* **Set task**
Repeat each record below exactly as given.

* * * * * * *

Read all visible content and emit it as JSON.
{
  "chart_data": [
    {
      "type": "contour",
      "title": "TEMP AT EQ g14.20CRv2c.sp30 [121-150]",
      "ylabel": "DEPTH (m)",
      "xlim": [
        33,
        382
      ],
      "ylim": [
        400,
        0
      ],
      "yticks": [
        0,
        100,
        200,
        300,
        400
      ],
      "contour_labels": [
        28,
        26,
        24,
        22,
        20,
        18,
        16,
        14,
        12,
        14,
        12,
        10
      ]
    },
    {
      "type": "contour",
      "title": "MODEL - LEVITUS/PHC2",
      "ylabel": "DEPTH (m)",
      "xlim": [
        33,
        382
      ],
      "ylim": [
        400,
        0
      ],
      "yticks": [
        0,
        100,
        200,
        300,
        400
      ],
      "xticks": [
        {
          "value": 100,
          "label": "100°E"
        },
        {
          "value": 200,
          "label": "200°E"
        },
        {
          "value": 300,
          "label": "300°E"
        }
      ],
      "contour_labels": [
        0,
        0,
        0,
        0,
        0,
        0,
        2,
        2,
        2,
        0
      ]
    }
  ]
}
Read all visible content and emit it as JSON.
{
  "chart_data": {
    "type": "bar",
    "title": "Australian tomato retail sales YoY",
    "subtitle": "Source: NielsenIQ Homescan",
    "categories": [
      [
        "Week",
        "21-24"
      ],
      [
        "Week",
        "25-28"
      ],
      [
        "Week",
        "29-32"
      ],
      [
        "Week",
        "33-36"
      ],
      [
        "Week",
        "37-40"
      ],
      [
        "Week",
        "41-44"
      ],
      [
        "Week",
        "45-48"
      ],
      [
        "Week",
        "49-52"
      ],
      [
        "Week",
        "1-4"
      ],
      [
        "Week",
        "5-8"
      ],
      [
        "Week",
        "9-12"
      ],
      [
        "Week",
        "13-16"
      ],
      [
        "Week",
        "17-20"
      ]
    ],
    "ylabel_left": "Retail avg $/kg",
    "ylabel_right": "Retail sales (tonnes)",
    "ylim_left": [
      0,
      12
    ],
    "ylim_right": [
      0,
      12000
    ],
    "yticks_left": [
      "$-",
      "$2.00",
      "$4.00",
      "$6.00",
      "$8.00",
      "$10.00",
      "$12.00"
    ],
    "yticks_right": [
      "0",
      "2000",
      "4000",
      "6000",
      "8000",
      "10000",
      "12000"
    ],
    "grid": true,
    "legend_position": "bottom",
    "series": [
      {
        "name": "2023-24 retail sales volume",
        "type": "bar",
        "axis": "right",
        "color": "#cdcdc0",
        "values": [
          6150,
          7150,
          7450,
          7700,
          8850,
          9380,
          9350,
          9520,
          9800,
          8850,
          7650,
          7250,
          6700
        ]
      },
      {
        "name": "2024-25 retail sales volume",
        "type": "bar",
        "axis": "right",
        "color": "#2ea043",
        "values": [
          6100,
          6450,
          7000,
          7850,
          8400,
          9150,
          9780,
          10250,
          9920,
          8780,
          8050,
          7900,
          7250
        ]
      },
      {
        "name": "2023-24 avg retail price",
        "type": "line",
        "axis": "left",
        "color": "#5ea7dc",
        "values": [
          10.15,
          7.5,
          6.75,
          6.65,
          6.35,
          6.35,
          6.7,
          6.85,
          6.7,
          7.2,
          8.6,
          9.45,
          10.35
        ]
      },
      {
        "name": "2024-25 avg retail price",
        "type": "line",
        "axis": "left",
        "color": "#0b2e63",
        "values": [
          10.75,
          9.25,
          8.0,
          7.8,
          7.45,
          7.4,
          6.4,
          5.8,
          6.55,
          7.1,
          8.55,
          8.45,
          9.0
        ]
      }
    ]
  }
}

* * * * * * *

* **Result for this exercise**
Read all visible content and emit it as JSON.
{
  "chart_data": [
    {
      "type": "contour",
      "title": "TEMP AT EQ g14.20CRv2c.sp30 [121-150]",
      "ylabel": "DEPTH (m)",
      "xlim": [
        33,
        382
      ],
      "ylim": [
        400,
        0
      ],
      "yticks": [
        0,
        100,
        200,
        300,
        400
      ],
      "contour_labels": [
        28,
        26,
        24,
        22,
        20,
        18,
        16,
        14,
        12,
        14,
        12,
        10
      ]
    },
    {
      "type": "contour",
      "title": "MODEL - LEVITUS/PHC2",
      "ylabel": "DEPTH (m)",
      "xlim": [
        33,
        382
      ],
      "ylim": [
        400,
        0
      ],
      "yticks": [
        0,
        100,
        200,
        300,
        400
      ],
      "xticks": [
        {
          "value": 100,
          "label": "100°E"
        },
        {
          "value": 200,
          "label": "200°E"
        },
        {
          "value": 300,
          "label": "300°E"
        }
      ],
      "contour_labels": [
        0,
        0,
        0,
        0,
        0,
        0,
        2,
        2,
        2,
        0
      ]
    }
  ]
}
Read all visible content and emit it as JSON.
{
  "chart_data": {
    "type": "bar",
    "title": "Australian tomato retail sales YoY",
    "subtitle": "Source: NielsenIQ Homescan",
    "categories": [
      [
        "Week",
        "21-24"
      ],
      [
        "Week",
        "25-28"
      ],
      [
        "Week",
        "29-32"
      ],
      [
        "Week",
        "33-36"
      ],
      [
        "Week",
        "37-40"
      ],
      [
        "Week",
        "41-44"
      ],
      [
        "Week",
        "45-48"
      ],
      [
        "Week",
        "49-52"
      ],
      [
        "Week",
        "1-4"
      ],
      [
        "Week",
        "5-8"
      ],
      [
        "Week",
        "9-12"
      ],
      [
        "Week",
        "13-16"
      ],
      [
        "Week",
        "17-20"
      ]
    ],
    "ylabel_left": "Retail avg $/kg",
    "ylabel_right": "Retail sales (tonnes)",
    "ylim_left": [
      0,
      12
    ],
    "ylim_right": [
      0,
      12000
    ],
    "yticks_left": [
      "$-",
      "$2.00",
      "$4.00",
      "$6.00",
      "$8.00",
      "$10.00",
      "$12.00"
    ],
    "yticks_right": [
      "0",
      "2000",
      "4000",
      "6000",
      "8000",
      "10000",
      "12000"
    ],
    "grid": true,
    "legend_position": "bottom",
    "series": [
      {
        "name": "2023-24 retail sales volume",
        "type": "bar",
        "axis": "right",
        "color": "#cdcdc0",
        "values": [
          6150,
          7150,
          7450,
          7700,
          8850,
          9380,
          9350,
          9520,
          9800,
          8850,
          7650,
          7250,
          6700
        ]
      },
      {
        "name": "2024-25 retail sales volume",
        "type": "bar",
        "axis": "right",
        "color": "#2ea043",
        "values": [
          6100,
          6450,
          7000,
          7850,
          8400,
          9150,
          9780,
          10250,
          9920,
          8780,
          8050,
          7900,
          7250
        ]
      },
      {
        "name": "2023-24 avg retail price",
        "type": "line",
        "axis": "left",
        "color": "#5ea7dc",
        "values": [
          10.15,
          7.5,
          6.75,
          6.65,
          6.35,
          6.35,
          6.7,
          6.85,
          6.7,
          7.2,
          8.6,
          9.45,
          10.35
        ]
      },
      {
        "name": "2024-25 avg retail price",
        "type": "line",
        "axis": "left",
        "color": "#0b2e63",
        "values": [
          10.75,
          9.25,
          8.0,
          7.8,
          7.45,
          7.4,
          6.4,
          5.8,
          6.55,
          7.1,
          8.55,
          8.45,
          9.0
        ]
      }
    ]
  }
}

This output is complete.